### What you will do
Transcribe all of the data exactly. Omit the pictures.

### Listed records
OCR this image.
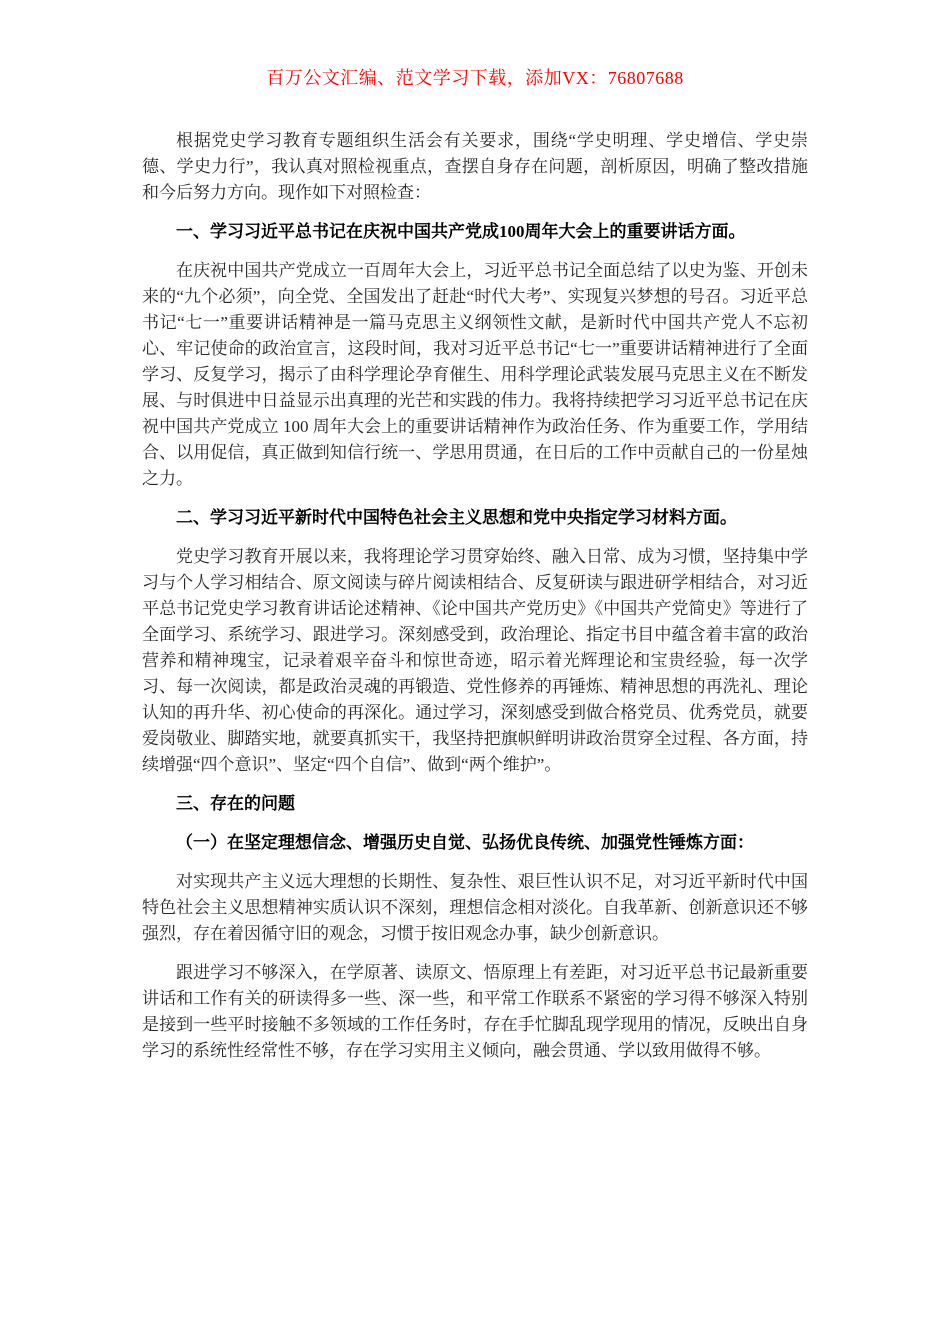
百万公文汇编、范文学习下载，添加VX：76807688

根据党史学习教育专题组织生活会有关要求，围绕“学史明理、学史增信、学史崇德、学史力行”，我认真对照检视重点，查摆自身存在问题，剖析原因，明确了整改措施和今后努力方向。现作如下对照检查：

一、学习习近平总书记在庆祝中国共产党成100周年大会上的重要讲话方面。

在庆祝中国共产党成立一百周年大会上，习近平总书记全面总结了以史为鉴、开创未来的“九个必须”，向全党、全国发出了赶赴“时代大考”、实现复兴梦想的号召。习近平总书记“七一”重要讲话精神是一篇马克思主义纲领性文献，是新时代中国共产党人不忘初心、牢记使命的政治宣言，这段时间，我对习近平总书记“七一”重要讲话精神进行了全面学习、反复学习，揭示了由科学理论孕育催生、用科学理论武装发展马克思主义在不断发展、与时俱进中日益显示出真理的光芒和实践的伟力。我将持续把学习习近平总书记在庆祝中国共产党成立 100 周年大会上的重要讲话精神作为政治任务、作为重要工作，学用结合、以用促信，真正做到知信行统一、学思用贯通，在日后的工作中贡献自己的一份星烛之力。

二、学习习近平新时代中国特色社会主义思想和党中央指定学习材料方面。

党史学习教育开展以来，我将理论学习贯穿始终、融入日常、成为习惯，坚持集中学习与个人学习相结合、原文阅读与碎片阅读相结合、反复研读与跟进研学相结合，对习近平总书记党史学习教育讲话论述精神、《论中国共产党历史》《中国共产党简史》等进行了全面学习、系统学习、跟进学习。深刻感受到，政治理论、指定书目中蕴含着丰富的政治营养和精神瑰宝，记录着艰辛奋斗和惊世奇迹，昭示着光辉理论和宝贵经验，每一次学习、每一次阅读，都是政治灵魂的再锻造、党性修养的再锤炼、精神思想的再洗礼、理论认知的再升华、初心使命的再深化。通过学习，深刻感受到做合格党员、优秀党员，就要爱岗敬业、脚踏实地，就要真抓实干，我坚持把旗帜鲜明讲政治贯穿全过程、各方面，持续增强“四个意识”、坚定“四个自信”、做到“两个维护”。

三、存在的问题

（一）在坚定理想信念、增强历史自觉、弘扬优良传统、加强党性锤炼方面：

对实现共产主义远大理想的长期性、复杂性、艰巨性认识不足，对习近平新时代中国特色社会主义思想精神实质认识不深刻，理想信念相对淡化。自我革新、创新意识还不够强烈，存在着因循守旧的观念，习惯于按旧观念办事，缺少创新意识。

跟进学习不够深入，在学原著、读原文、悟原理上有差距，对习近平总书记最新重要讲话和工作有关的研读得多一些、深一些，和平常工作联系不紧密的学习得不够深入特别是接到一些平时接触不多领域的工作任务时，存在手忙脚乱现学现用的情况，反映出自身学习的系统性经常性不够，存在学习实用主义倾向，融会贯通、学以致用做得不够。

### Result for this exercise
OCR this image.
百万公文汇编、范文学习下载，添加VX：76807688

根据党史学习教育专题组织生活会有关要求，围绕“学史明理、学史增信、学史崇德、学史力行”，我认真对照检视重点，查摆自身存在问题，剖析原因，明确了整改措施和今后努力方向。现作如下对照检查：

一、学习习近平总书记在庆祝中国共产党成100周年大会上的重要讲话方面。

在庆祝中国共产党成立一百周年大会上，习近平总书记全面总结了以史为鉴、开创未来的“九个必须”，向全党、全国发出了赶赴“时代大考”、实现复兴梦想的号召。习近平总书记“七一”重要讲话精神是一篇马克思主义纲领性文献，是新时代中国共产党人不忘初心、牢记使命的政治宣言，这段时间，我对习近平总书记“七一”重要讲话精神进行了全面学习、反复学习，揭示了由科学理论孕育催生、用科学理论武装发展马克思主义在不断发展、与时俱进中日益显示出真理的光芒和实践的伟力。我将持续把学习习近平总书记在庆祝中国共产党成立 100 周年大会上的重要讲话精神作为政治任务、作为重要工作，学用结合、以用促信，真正做到知信行统一、学思用贯通，在日后的工作中贡献自己的一份星烛之力。

二、学习习近平新时代中国特色社会主义思想和党中央指定学习材料方面。

党史学习教育开展以来，我将理论学习贯穿始终、融入日常、成为习惯，坚持集中学习与个人学习相结合、原文阅读与碎片阅读相结合、反复研读与跟进研学相结合，对习近平总书记党史学习教育讲话论述精神、《论中国共产党历史》《中国共产党简史》等进行了全面学习、系统学习、跟进学习。深刻感受到，政治理论、指定书目中蕴含着丰富的政治营养和精神瑰宝，记录着艰辛奋斗和惊世奇迹，昭示着光辉理论和宝贵经验，每一次学习、每一次阅读，都是政治灵魂的再锻造、党性修养的再锤炼、精神思想的再洗礼、理论认知的再升华、初心使命的再深化。通过学习，深刻感受到做合格党员、优秀党员，就要爱岗敬业、脚踏实地，就要真抓实干，我坚持把旗帜鲜明讲政治贯穿全过程、各方面，持续增强“四个意识”、坚定“四个自信”、做到“两个维护”。

三、存在的问题

（一）在坚定理想信念、增强历史自觉、弘扬优良传统、加强党性锤炼方面：

对实现共产主义远大理想的长期性、复杂性、艰巨性认识不足，对习近平新时代中国特色社会主义思想精神实质认识不深刻，理想信念相对淡化。自我革新、创新意识还不够强烈，存在着因循守旧的观念，习惯于按旧观念办事，缺少创新意识。

跟进学习不够深入，在学原著、读原文、悟原理上有差距，对习近平总书记最新重要讲话和工作有关的研读得多一些、深一些，和平常工作联系不紧密的学习得不够深入特别是接到一些平时接触不多领域的工作任务时，存在手忙脚乱现学现用的情况，反映出自身学习的系统性经常性不够，存在学习实用主义倾向，融会贯通、学以致用做得不够。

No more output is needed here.